Exercise:
Every line must be returned precisely as it is written.
--- BEGIN Stored data ---
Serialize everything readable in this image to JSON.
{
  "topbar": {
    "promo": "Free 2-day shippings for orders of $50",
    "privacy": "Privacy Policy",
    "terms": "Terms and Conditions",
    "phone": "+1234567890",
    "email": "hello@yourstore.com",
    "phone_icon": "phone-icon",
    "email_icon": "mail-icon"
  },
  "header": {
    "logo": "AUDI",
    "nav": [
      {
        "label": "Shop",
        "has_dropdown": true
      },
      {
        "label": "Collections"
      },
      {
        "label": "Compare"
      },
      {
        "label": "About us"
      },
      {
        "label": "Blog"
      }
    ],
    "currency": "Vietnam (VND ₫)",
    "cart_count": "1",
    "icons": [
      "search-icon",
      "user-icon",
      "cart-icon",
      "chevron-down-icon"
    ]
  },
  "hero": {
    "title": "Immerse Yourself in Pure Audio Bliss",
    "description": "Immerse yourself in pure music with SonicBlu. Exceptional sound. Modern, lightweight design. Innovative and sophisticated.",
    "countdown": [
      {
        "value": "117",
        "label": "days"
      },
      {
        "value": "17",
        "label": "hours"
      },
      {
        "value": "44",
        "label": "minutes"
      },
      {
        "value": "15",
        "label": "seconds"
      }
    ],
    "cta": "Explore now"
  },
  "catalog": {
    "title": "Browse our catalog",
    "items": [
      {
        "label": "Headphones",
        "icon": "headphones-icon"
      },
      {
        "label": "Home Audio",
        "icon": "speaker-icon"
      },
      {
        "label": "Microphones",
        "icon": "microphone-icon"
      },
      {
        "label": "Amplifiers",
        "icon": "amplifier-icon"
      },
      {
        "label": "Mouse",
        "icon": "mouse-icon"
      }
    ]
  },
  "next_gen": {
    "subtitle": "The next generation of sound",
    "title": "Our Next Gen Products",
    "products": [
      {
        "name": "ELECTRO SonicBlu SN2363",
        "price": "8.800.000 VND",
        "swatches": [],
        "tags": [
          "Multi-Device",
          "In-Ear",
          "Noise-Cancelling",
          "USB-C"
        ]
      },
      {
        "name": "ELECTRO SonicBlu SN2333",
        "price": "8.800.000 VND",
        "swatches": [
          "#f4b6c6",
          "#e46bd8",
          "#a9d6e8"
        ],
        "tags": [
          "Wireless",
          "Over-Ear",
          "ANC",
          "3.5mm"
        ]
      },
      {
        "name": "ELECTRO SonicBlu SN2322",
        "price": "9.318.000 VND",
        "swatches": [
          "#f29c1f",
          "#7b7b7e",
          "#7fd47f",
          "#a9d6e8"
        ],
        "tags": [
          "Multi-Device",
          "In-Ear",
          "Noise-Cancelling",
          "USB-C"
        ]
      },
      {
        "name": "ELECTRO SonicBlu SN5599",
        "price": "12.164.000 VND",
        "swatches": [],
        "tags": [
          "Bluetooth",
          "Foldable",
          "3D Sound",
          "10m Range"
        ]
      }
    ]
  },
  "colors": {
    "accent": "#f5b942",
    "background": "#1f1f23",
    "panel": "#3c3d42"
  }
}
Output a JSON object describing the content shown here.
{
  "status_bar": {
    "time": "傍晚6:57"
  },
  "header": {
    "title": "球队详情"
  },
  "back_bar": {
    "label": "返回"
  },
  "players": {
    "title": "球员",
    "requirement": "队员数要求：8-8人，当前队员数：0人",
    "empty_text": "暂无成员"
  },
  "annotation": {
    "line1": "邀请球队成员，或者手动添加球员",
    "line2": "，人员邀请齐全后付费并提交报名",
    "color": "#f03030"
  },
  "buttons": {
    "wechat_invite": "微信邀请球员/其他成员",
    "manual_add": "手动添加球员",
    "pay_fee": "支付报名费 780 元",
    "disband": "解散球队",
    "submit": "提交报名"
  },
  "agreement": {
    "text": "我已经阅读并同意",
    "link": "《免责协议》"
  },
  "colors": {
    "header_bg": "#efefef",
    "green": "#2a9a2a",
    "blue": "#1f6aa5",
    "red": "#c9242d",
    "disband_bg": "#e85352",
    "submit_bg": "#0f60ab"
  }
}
--- END Stored data ---
Task response:
Serialize everything readable in this image to JSON.
{
  "topbar": {
    "promo": "Free 2-day shippings for orders of $50",
    "privacy": "Privacy Policy",
    "terms": "Terms and Conditions",
    "phone": "+1234567890",
    "email": "hello@yourstore.com",
    "phone_icon": "phone-icon",
    "email_icon": "mail-icon"
  },
  "header": {
    "logo": "AUDI",
    "nav": [
      {
        "label": "Shop",
        "has_dropdown": true
      },
      {
        "label": "Collections"
      },
      {
        "label": "Compare"
      },
      {
        "label": "About us"
      },
      {
        "label": "Blog"
      }
    ],
    "currency": "Vietnam (VND ₫)",
    "cart_count": "1",
    "icons": [
      "search-icon",
      "user-icon",
      "cart-icon",
      "chevron-down-icon"
    ]
  },
  "hero": {
    "title": "Immerse Yourself in Pure Audio Bliss",
    "description": "Immerse yourself in pure music with SonicBlu. Exceptional sound. Modern, lightweight design. Innovative and sophisticated.",
    "countdown": [
      {
        "value": "117",
        "label": "days"
      },
      {
        "value": "17",
        "label": "hours"
      },
      {
        "value": "44",
        "label": "minutes"
      },
      {
        "value": "15",
        "label": "seconds"
      }
    ],
    "cta": "Explore now"
  },
  "catalog": {
    "title": "Browse our catalog",
    "items": [
      {
        "label": "Headphones",
        "icon": "headphones-icon"
      },
      {
        "label": "Home Audio",
        "icon": "speaker-icon"
      },
      {
        "label": "Microphones",
        "icon": "microphone-icon"
      },
      {
        "label": "Amplifiers",
        "icon": "amplifier-icon"
      },
      {
        "label": "Mouse",
        "icon": "mouse-icon"
      }
    ]
  },
  "next_gen": {
    "subtitle": "The next generation of sound",
    "title": "Our Next Gen Products",
    "products": [
      {
        "name": "ELECTRO SonicBlu SN2363",
        "price": "8.800.000 VND",
        "swatches": [],
        "tags": [
          "Multi-Device",
          "In-Ear",
          "Noise-Cancelling",
          "USB-C"
        ]
      },
      {
        "name": "ELECTRO SonicBlu SN2333",
        "price": "8.800.000 VND",
        "swatches": [
          "#f4b6c6",
          "#e46bd8",
          "#a9d6e8"
        ],
        "tags": [
          "Wireless",
          "Over-Ear",
          "ANC",
          "3.5mm"
        ]
      },
      {
        "name": "ELECTRO SonicBlu SN2322",
        "price": "9.318.000 VND",
        "swatches": [
          "#f29c1f",
          "#7b7b7e",
          "#7fd47f",
          "#a9d6e8"
        ],
        "tags": [
          "Multi-Device",
          "In-Ear",
          "Noise-Cancelling",
          "USB-C"
        ]
      },
      {
        "name": "ELECTRO SonicBlu SN5599",
        "price": "12.164.000 VND",
        "swatches": [],
        "tags": [
          "Bluetooth",
          "Foldable",
          "3D Sound",
          "10m Range"
        ]
      }
    ]
  },
  "colors": {
    "accent": "#f5b942",
    "background": "#1f1f23",
    "panel": "#3c3d42"
  }
}
Output a JSON object describing the content shown here.
{
  "status_bar": {
    "time": "傍晚6:57"
  },
  "header": {
    "title": "球队详情"
  },
  "back_bar": {
    "label": "返回"
  },
  "players": {
    "title": "球员",
    "requirement": "队员数要求：8-8人，当前队员数：0人",
    "empty_text": "暂无成员"
  },
  "annotation": {
    "line1": "邀请球队成员，或者手动添加球员",
    "line2": "，人员邀请齐全后付费并提交报名",
    "color": "#f03030"
  },
  "buttons": {
    "wechat_invite": "微信邀请球员/其他成员",
    "manual_add": "手动添加球员",
    "pay_fee": "支付报名费 780 元",
    "disband": "解散球队",
    "submit": "提交报名"
  },
  "agreement": {
    "text": "我已经阅读并同意",
    "link": "《免责协议》"
  },
  "colors": {
    "header_bg": "#efefef",
    "green": "#2a9a2a",
    "blue": "#1f6aa5",
    "red": "#c9242d",
    "disband_bg": "#e85352",
    "submit_bg": "#0f60ab"
  }
}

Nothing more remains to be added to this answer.